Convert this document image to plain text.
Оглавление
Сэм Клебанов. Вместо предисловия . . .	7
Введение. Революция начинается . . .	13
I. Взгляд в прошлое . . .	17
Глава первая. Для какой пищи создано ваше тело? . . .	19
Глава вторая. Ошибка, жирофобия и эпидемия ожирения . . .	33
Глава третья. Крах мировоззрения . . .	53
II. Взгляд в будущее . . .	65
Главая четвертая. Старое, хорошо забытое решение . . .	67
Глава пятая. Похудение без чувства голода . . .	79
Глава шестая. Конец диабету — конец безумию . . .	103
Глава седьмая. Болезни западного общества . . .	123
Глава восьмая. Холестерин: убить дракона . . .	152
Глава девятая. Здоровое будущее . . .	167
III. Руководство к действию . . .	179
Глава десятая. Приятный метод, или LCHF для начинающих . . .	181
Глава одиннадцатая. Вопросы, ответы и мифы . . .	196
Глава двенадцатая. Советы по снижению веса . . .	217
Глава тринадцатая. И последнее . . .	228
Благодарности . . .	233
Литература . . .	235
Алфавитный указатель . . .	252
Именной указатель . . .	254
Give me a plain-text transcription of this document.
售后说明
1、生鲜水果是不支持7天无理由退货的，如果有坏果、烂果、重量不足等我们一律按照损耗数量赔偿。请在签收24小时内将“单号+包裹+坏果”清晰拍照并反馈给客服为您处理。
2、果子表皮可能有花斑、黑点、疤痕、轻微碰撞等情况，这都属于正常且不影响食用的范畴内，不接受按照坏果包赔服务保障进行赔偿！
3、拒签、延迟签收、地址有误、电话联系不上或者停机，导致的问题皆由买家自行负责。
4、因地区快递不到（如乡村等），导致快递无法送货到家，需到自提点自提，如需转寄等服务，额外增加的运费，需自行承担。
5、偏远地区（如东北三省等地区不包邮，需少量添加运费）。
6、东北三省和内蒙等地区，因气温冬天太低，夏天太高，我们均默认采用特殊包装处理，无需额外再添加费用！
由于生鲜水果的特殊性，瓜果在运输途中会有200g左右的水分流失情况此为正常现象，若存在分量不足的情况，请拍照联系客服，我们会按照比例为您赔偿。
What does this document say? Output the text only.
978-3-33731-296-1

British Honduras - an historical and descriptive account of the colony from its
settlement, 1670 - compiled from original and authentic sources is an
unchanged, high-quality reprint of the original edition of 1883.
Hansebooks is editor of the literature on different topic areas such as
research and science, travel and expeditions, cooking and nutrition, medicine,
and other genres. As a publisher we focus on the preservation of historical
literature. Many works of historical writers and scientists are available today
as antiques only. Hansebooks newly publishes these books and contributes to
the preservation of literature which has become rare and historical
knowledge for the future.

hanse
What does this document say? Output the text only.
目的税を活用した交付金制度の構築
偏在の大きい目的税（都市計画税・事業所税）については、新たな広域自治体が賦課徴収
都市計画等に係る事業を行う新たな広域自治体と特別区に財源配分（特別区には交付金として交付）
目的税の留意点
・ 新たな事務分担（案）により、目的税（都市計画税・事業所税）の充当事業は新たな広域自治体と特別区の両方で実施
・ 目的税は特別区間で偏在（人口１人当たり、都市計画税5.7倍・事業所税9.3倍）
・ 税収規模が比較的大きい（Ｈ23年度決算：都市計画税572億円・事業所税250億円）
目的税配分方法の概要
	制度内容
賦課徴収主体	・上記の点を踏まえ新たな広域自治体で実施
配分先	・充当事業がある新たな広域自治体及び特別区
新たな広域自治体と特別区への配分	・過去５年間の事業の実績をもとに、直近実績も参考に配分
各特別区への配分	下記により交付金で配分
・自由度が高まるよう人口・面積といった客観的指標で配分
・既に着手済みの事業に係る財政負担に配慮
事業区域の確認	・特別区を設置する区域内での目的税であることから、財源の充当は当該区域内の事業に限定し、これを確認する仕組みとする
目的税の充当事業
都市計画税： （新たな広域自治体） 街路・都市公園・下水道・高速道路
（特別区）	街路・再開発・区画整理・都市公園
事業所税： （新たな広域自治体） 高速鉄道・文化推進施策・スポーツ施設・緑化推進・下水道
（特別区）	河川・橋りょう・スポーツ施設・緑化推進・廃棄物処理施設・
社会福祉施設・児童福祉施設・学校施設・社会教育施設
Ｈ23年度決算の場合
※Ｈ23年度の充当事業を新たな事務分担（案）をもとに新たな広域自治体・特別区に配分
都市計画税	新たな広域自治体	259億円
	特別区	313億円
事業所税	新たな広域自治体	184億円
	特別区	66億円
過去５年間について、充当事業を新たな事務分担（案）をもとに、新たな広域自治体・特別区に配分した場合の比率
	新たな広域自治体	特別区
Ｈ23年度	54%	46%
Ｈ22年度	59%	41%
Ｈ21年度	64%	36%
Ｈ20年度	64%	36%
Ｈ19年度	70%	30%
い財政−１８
= = = =
Write down every line of the data exactly as it appears above.

Convert this document image to plain text.
Оглавление
Сэм Клебанов. Вместо предисловия . . .	7
Введение. Революция начинается . . .	13
I. Взгляд в прошлое . . .	17
Глава первая. Для какой пищи создано ваше тело? . . .	19
Глава вторая. Ошибка, жирофобия и эпидемия ожирения . . .	33
Глава третья. Крах мировоззрения . . .	53
II. Взгляд в будущее . . .	65
Главая четвертая. Старое, хорошо забытое решение . . .	67
Глава пятая. Похудение без чувства голода . . .	79
Глава шестая. Конец диабету — конец безумию . . .	103
Глава седьмая. Болезни западного общества . . .	123
Глава восьмая. Холестерин: убить дракона . . .	152
Глава девятая. Здоровое будущее . . .	167
III. Руководство к действию . . .	179
Глава десятая. Приятный метод, или LCHF для начинающих . . .	181
Глава одиннадцатая. Вопросы, ответы и мифы . . .	196
Глава двенадцатая. Советы по снижению веса . . .	217
Глава тринадцатая. И последнее . . .	228
Благодарности . . .	233
Литература . . .	235
Алфавитный указатель . . .	252
Именной указатель . . .	254
Give me a plain-text transcription of this document.
售后说明
1、生鲜水果是不支持7天无理由退货的，如果有坏果、烂果、重量不足等我们一律按照损耗数量赔偿。请在签收24小时内将“单号+包裹+坏果”清晰拍照并反馈给客服为您处理。
2、果子表皮可能有花斑、黑点、疤痕、轻微碰撞等情况，这都属于正常且不影响食用的范畴内，不接受按照坏果包赔服务保障进行赔偿！
3、拒签、延迟签收、地址有误、电话联系不上或者停机，导致的问题皆由买家自行负责。
4、因地区快递不到（如乡村等），导致快递无法送货到家，需到自提点自提，如需转寄等服务，额外增加的运费，需自行承担。
5、偏远地区（如东北三省等地区不包邮，需少量添加运费）。
6、东北三省和内蒙等地区，因气温冬天太低，夏天太高，我们均默认采用特殊包装处理，无需额外再添加费用！
由于生鲜水果的特殊性，瓜果在运输途中会有200g左右的水分流失情况此为正常现象，若存在分量不足的情况，请拍照联系客服，我们会按照比例为您赔偿。
What does this document say? Output the text only.
978-3-33731-296-1

British Honduras - an historical and descriptive account of the colony from its
settlement, 1670 - compiled from original and authentic sources is an
unchanged, high-quality reprint of the original edition of 1883.
Hansebooks is editor of the literature on different topic areas such as
research and science, travel and expeditions, cooking and nutrition, medicine,
and other genres. As a publisher we focus on the preservation of historical
literature. Many works of historical writers and scientists are available today
as antiques only. Hansebooks newly publishes these books and contributes to
the preservation of literature which has become rare and historical
knowledge for the future.

hanse
What does this document say? Output the text only.
目的税を活用した交付金制度の構築
偏在の大きい目的税（都市計画税・事業所税）については、新たな広域自治体が賦課徴収
都市計画等に係る事業を行う新たな広域自治体と特別区に財源配分（特別区には交付金として交付）
目的税の留意点
・ 新たな事務分担（案）により、目的税（都市計画税・事業所税）の充当事業は新たな広域自治体と特別区の両方で実施
・ 目的税は特別区間で偏在（人口１人当たり、都市計画税5.7倍・事業所税9.3倍）
・ 税収規模が比較的大きい（Ｈ23年度決算：都市計画税572億円・事業所税250億円）
目的税配分方法の概要
	制度内容
賦課徴収主体	・上記の点を踏まえ新たな広域自治体で実施
配分先	・充当事業がある新たな広域自治体及び特別区
新たな広域自治体と特別区への配分	・過去５年間の事業の実績をもとに、直近実績も参考に配分
各特別区への配分	下記により交付金で配分
・自由度が高まるよう人口・面積といった客観的指標で配分
・既に着手済みの事業に係る財政負担に配慮
事業区域の確認	・特別区を設置する区域内での目的税であることから、財源の充当は当該区域内の事業に限定し、これを確認する仕組みとする
目的税の充当事業
都市計画税： （新たな広域自治体） 街路・都市公園・下水道・高速道路
（特別区）	街路・再開発・区画整理・都市公園
事業所税： （新たな広域自治体） 高速鉄道・文化推進施策・スポーツ施設・緑化推進・下水道
（特別区）	河川・橋りょう・スポーツ施設・緑化推進・廃棄物処理施設・
社会福祉施設・児童福祉施設・学校施設・社会教育施設
Ｈ23年度決算の場合
※Ｈ23年度の充当事業を新たな事務分担（案）をもとに新たな広域自治体・特別区に配分
都市計画税	新たな広域自治体	259億円
	特別区	313億円
事業所税	新たな広域自治体	184億円
	特別区	66億円
過去５年間について、充当事業を新たな事務分担（案）をもとに、新たな広域自治体・特別区に配分した場合の比率
	新たな広域自治体	特別区
Ｈ23年度	54%	46%
Ｈ22年度	59%	41%
Ｈ21年度	64%	36%
Ｈ20年度	64%	36%
Ｈ19年度	70%	30%
い財政−１８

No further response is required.